[Records from a dataset]
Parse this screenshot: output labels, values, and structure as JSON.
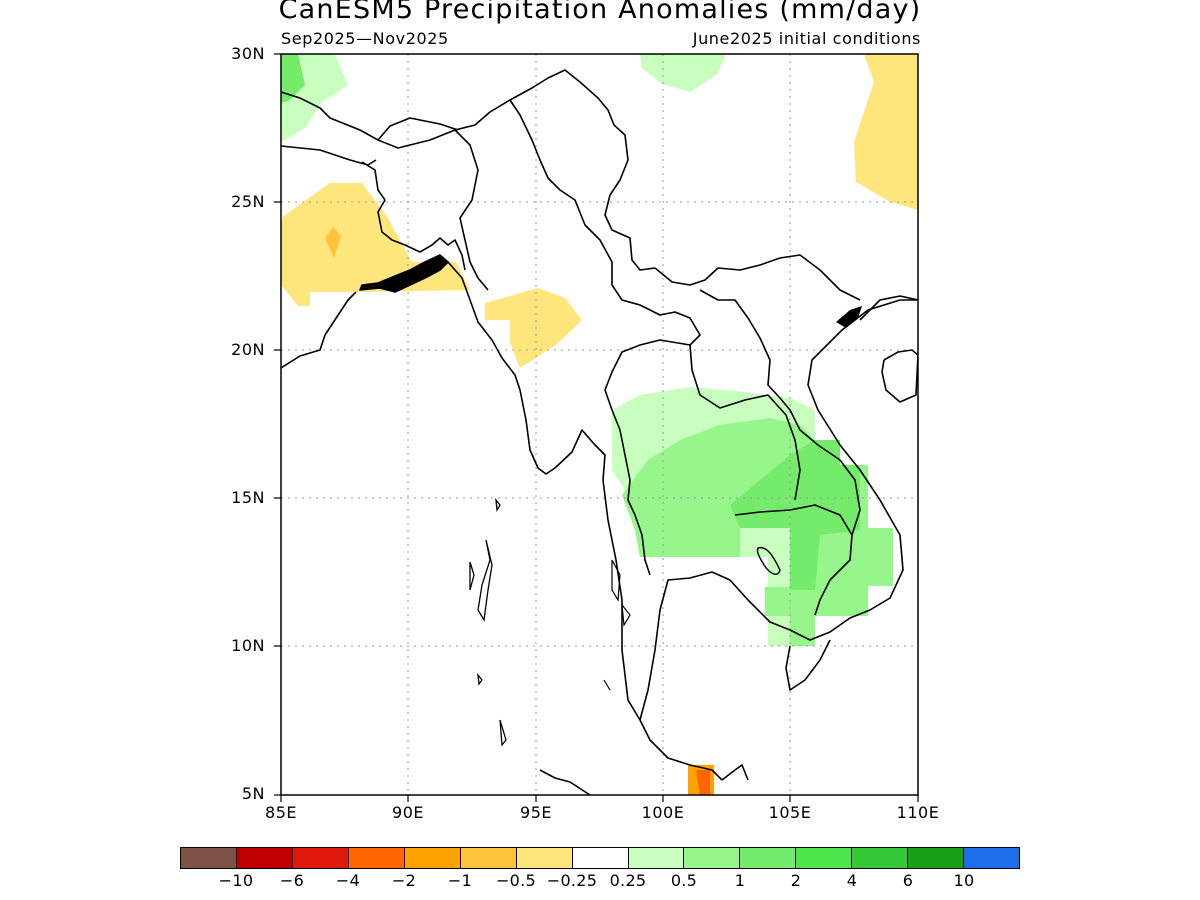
{
  "title": "CanESM5 Precipitation Anomalies (mm/day)",
  "period": "Sep2025—Nov2025",
  "init": "June2025 initial conditions",
  "axes": {
    "lat_labels": [
      "30N",
      "25N",
      "20N",
      "15N",
      "10N",
      "5N"
    ],
    "lon_labels": [
      "85E",
      "90E",
      "95E",
      "100E",
      "105E",
      "110E"
    ]
  },
  "legend": {
    "colors": [
      "#7b5244",
      "#c00000",
      "#e01a0a",
      "#ff6600",
      "#ffa200",
      "#ffc23b",
      "#ffe67c",
      "#ffffff",
      "#c8ffbe",
      "#96f58b",
      "#74eb6b",
      "#4ce64c",
      "#37c837",
      "#15a115",
      "#1e6eeb"
    ],
    "labels": [
      "−10",
      "−6",
      "−4",
      "−2",
      "−1",
      "−0.5",
      "−0.25",
      "0.25",
      "0.5",
      "1",
      "2",
      "4",
      "6",
      "10"
    ]
  },
  "regions": [
    {
      "name": "anomaly-patch-nw-green",
      "color": "#c8ffbe"
    },
    {
      "name": "anomaly-patch-nw-green-strong",
      "color": "#74eb6b"
    },
    {
      "name": "anomaly-patch-north-green",
      "color": "#c8ffbe"
    },
    {
      "name": "anomaly-patch-ne-yellow",
      "color": "#ffe67c"
    },
    {
      "name": "anomaly-patch-bangladesh-yellow",
      "color": "#ffe67c"
    },
    {
      "name": "anomaly-patch-bangladesh-orange",
      "color": "#ffc23b"
    },
    {
      "name": "anomaly-patch-myanmar-yellow",
      "color": "#ffe67c"
    },
    {
      "name": "anomaly-patch-indochina-light-green",
      "color": "#c8ffbe"
    },
    {
      "name": "anomaly-patch-indochina-green",
      "color": "#96f58b"
    },
    {
      "name": "anomaly-patch-indochina-medium-green",
      "color": "#74eb6b"
    },
    {
      "name": "anomaly-patch-malay-orange",
      "color": "#ffa200"
    },
    {
      "name": "anomaly-patch-malay-dark-orange",
      "color": "#ff6600"
    }
  ]
}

### Written exercise:
Every line of text is to be repeated exactly; pictures are left out.

### Result of the exercise:
Parse this screenshot: output labels, values, and structure as JSON.
{
  "title": "CanESM5 Precipitation Anomalies (mm/day)",
  "period": "Sep2025—Nov2025",
  "init": "June2025 initial conditions",
  "axes": {
    "lat_labels": [
      "30N",
      "25N",
      "20N",
      "15N",
      "10N",
      "5N"
    ],
    "lon_labels": [
      "85E",
      "90E",
      "95E",
      "100E",
      "105E",
      "110E"
    ]
  },
  "legend": {
    "colors": [
      "#7b5244",
      "#c00000",
      "#e01a0a",
      "#ff6600",
      "#ffa200",
      "#ffc23b",
      "#ffe67c",
      "#ffffff",
      "#c8ffbe",
      "#96f58b",
      "#74eb6b",
      "#4ce64c",
      "#37c837",
      "#15a115",
      "#1e6eeb"
    ],
    "labels": [
      "−10",
      "−6",
      "−4",
      "−2",
      "−1",
      "−0.5",
      "−0.25",
      "0.25",
      "0.5",
      "1",
      "2",
      "4",
      "6",
      "10"
    ]
  },
  "regions": [
    {
      "name": "anomaly-patch-nw-green",
      "color": "#c8ffbe"
    },
    {
      "name": "anomaly-patch-nw-green-strong",
      "color": "#74eb6b"
    },
    {
      "name": "anomaly-patch-north-green",
      "color": "#c8ffbe"
    },
    {
      "name": "anomaly-patch-ne-yellow",
      "color": "#ffe67c"
    },
    {
      "name": "anomaly-patch-bangladesh-yellow",
      "color": "#ffe67c"
    },
    {
      "name": "anomaly-patch-bangladesh-orange",
      "color": "#ffc23b"
    },
    {
      "name": "anomaly-patch-myanmar-yellow",
      "color": "#ffe67c"
    },
    {
      "name": "anomaly-patch-indochina-light-green",
      "color": "#c8ffbe"
    },
    {
      "name": "anomaly-patch-indochina-green",
      "color": "#96f58b"
    },
    {
      "name": "anomaly-patch-indochina-medium-green",
      "color": "#74eb6b"
    },
    {
      "name": "anomaly-patch-malay-orange",
      "color": "#ffa200"
    },
    {
      "name": "anomaly-patch-malay-dark-orange",
      "color": "#ff6600"
    }
  ]
}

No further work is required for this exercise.